DIRECTION:
Please gather every line of the material below that contains the string "contour", treating uppercase and lowercase letters as distinct.

[START RECORDS FOR THE EXERCISE]

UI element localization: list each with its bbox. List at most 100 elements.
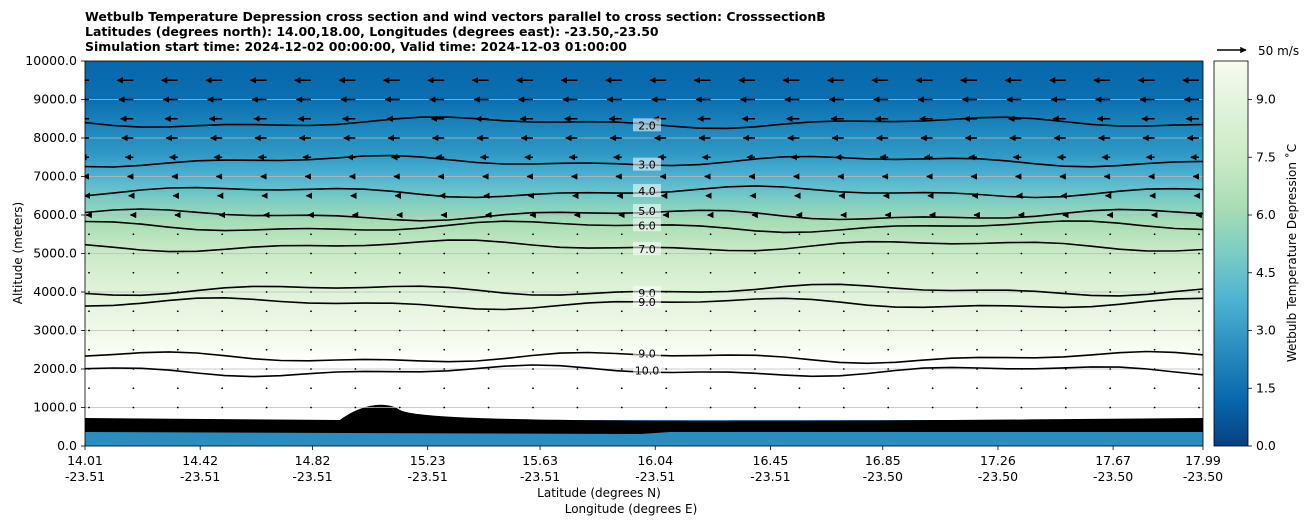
y-tick-label: 5000.0 xyxy=(33,246,77,261)
wind-vector xyxy=(1153,368,1156,370)
wind-vector xyxy=(620,348,623,351)
wind-vector xyxy=(1109,291,1112,293)
wind-vector xyxy=(887,348,890,351)
y-tick-label: 2000.0 xyxy=(33,361,77,376)
wind-vector xyxy=(354,310,357,313)
wind-vector xyxy=(754,291,756,293)
x-tick-label-lat: 14.01 xyxy=(67,453,103,468)
wind-vector xyxy=(176,291,179,293)
wind-vector xyxy=(532,271,534,274)
wind-vector xyxy=(265,310,268,313)
wind-vector xyxy=(665,271,668,274)
wind-vector xyxy=(310,291,312,293)
wind-vector xyxy=(1064,329,1067,332)
wind-vector xyxy=(88,406,90,409)
wind-vector xyxy=(88,252,90,255)
wind-vector xyxy=(354,271,357,274)
wind-vector xyxy=(132,406,135,409)
y-tick-label: 3000.0 xyxy=(33,323,77,338)
wind-vector xyxy=(931,271,934,274)
wind-vector xyxy=(132,310,135,313)
wind-vector xyxy=(754,252,756,255)
wind-vector xyxy=(487,387,490,390)
wind-vector xyxy=(798,233,801,236)
wind-vector xyxy=(1109,271,1112,274)
wind-vector xyxy=(176,368,179,370)
wind-vector xyxy=(931,291,934,293)
y-tick-label: 8000.0 xyxy=(33,130,77,145)
wind-vector xyxy=(265,252,268,255)
wind-vector xyxy=(709,271,712,274)
wind-vector xyxy=(620,406,623,409)
wind-vector xyxy=(1153,348,1156,351)
colorbar-tick-label: 6.0 xyxy=(1256,207,1276,222)
wind-vector xyxy=(754,271,756,274)
wind-vector xyxy=(88,310,90,313)
colorbar-tick-label: 7.5 xyxy=(1256,149,1276,164)
wind-vector xyxy=(931,387,934,390)
wind-vector xyxy=(1198,368,1200,370)
contour-label-bg xyxy=(633,346,661,360)
x-tick-label-lat: 16.04 xyxy=(637,453,673,468)
wind-vector xyxy=(1064,406,1067,409)
x-tick-label-lat: 16.85 xyxy=(865,453,901,468)
wind-vector xyxy=(931,310,934,313)
wind-vector xyxy=(665,368,668,370)
wind-vector xyxy=(354,406,357,409)
wind-vector xyxy=(576,310,579,313)
wind-vector xyxy=(1020,329,1023,332)
x-tick-label-lon: -23.50 xyxy=(1093,469,1133,484)
wind-vector xyxy=(176,348,179,351)
wind-vector xyxy=(576,329,579,332)
x-tick-label-lat: 14.42 xyxy=(182,453,218,468)
wind-vector xyxy=(842,291,845,293)
wind-vector xyxy=(532,233,534,236)
wind-vector xyxy=(754,329,756,332)
wind-vector xyxy=(221,310,224,313)
wind-vector xyxy=(620,368,623,370)
colorbar xyxy=(1213,60,1249,447)
wind-vector xyxy=(842,329,845,332)
y-tick-label: 0.0 xyxy=(57,438,77,453)
contour-label-bg xyxy=(633,157,661,171)
wind-vector xyxy=(1109,406,1112,409)
wind-vector xyxy=(443,271,446,274)
wind-vector xyxy=(176,271,179,274)
wind-vector xyxy=(487,310,490,313)
x-tick-label-lon: -23.50 xyxy=(863,469,903,484)
wind-vector xyxy=(265,348,268,351)
wind-vector xyxy=(665,406,668,409)
wind-vector xyxy=(1109,348,1112,351)
wind-vector xyxy=(265,291,268,293)
colorbar-tick-label: 3.0 xyxy=(1256,323,1276,338)
wind-vector xyxy=(443,406,446,409)
wind-vector xyxy=(620,329,623,332)
contour-label-bg xyxy=(633,204,661,218)
wind-vector xyxy=(754,348,756,351)
wind-vector xyxy=(931,368,934,370)
wind-vector xyxy=(709,291,712,293)
y-tick-label: 1000.0 xyxy=(33,400,77,415)
wind-vector xyxy=(976,310,978,313)
wind-vector xyxy=(1064,252,1067,255)
wind-vector xyxy=(976,406,978,409)
contour-label-bg xyxy=(633,294,661,308)
wind-vector xyxy=(976,271,978,274)
wind-vector xyxy=(709,252,712,255)
wind-vector xyxy=(487,368,490,370)
wind-vector xyxy=(709,368,712,370)
wind-vector xyxy=(221,252,224,255)
colorbar-tick-label: 4.5 xyxy=(1256,265,1276,280)
x-tick-label-lat: 15.63 xyxy=(522,453,558,468)
wind-vector xyxy=(842,310,845,313)
wind-vector xyxy=(1153,406,1156,409)
wind-vector xyxy=(931,406,934,409)
wind-vector xyxy=(1020,406,1023,409)
colorbar-ticks: 0.0 1.5 3.0 4.5 6.0 7.5 9.0 xyxy=(1248,92,1276,453)
colorbar-tick-label: 9.0 xyxy=(1256,92,1276,107)
contour-label: 6.0 xyxy=(638,219,656,232)
wind-vector xyxy=(842,387,845,390)
x-tick-label-lon: -23.51 xyxy=(408,469,448,484)
contour-label: 9.0 xyxy=(638,348,656,361)
wind-vector xyxy=(1153,271,1156,274)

[END RECORDS FOR THE EXERCISE]

COMPLETE ANSWER:
contour-label-bg xyxy=(633,346,661,360)
contour-label-bg xyxy=(633,157,661,171)
contour-label-bg xyxy=(633,204,661,218)
contour-label-bg xyxy=(633,294,661,308)
contour-label: 6.0 xyxy=(638,219,656,232)
contour-label: 9.0 xyxy=(638,348,656,361)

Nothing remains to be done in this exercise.